INSTRUCTIONS FOR THE TASK
Find the lines with the string "this" and return them.

>> Start DATASET

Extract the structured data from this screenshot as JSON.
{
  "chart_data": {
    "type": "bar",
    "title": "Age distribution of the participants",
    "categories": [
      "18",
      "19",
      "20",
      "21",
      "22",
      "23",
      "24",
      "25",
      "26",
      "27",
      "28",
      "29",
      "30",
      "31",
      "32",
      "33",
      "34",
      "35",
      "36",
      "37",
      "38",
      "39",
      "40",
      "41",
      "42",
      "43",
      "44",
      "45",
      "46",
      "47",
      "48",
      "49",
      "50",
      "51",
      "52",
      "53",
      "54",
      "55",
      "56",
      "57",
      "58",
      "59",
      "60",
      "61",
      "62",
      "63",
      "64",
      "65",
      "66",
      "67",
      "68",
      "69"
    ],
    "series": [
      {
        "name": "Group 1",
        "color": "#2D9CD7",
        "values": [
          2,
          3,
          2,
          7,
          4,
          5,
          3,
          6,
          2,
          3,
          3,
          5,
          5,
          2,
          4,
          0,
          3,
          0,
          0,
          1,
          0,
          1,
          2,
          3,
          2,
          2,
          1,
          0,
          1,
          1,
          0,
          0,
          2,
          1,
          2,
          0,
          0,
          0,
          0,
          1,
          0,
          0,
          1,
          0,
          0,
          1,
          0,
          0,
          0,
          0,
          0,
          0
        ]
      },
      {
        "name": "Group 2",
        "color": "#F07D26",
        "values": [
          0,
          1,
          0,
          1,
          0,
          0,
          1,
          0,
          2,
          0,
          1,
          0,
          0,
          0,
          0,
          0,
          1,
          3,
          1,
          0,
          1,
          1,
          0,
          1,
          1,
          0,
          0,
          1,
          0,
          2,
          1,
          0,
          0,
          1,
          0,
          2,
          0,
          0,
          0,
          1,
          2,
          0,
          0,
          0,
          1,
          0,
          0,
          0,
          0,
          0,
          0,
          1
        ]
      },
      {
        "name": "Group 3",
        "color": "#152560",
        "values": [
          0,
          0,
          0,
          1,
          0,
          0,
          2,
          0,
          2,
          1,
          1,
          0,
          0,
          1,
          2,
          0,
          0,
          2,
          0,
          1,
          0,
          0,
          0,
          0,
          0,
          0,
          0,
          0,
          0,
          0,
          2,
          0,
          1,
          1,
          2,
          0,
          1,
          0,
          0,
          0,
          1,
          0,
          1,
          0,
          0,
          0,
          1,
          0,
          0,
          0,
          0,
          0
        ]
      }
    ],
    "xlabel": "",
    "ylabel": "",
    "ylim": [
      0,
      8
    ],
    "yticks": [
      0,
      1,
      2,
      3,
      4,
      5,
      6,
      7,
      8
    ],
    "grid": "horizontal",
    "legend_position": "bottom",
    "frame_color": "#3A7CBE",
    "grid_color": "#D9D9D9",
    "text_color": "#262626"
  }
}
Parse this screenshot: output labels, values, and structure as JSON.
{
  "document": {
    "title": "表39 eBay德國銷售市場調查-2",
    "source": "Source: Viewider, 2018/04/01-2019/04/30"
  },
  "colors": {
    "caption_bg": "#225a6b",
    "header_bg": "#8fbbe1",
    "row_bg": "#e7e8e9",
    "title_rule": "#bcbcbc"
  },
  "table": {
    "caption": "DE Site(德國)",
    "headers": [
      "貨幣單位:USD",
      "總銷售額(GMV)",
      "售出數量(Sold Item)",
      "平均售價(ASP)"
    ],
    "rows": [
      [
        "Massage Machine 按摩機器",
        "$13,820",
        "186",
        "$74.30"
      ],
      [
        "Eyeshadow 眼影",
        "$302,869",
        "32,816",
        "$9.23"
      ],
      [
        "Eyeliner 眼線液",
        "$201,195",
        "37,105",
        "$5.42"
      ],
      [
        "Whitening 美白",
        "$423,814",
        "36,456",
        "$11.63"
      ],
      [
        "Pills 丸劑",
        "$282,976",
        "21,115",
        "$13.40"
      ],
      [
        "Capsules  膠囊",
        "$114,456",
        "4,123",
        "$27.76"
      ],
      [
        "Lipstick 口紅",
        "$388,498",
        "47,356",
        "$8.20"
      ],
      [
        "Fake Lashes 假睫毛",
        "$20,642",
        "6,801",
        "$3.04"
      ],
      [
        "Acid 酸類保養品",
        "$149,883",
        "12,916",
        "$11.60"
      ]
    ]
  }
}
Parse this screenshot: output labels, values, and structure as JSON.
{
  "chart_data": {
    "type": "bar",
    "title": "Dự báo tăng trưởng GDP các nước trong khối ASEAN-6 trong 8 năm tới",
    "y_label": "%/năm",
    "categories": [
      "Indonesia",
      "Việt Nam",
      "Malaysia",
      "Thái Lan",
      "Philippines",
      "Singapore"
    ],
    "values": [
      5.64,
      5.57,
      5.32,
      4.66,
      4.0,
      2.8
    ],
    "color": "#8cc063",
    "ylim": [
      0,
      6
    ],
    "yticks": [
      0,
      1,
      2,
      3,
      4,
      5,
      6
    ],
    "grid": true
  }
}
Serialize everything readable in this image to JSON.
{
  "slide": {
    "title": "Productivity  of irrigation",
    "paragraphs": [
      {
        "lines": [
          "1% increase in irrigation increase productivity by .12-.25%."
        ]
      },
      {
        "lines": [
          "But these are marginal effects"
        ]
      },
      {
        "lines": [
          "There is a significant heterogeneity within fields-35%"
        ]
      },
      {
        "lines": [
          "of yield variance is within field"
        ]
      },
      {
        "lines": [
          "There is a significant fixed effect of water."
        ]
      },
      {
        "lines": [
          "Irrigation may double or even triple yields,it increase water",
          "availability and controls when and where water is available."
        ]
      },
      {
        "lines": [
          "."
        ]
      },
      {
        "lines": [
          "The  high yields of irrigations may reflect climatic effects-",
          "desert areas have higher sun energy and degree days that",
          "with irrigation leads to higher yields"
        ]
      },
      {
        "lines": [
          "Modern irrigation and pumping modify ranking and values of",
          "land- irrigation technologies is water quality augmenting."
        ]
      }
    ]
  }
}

>> End DATASET

CORRECT ANSWER
Extract the structured data from this screenshot as JSON.
Parse this screenshot: output labels, values, and structure as JSON.
Parse this screenshot: output labels, values, and structure as JSON.
Serialize everything readable in this image to JSON.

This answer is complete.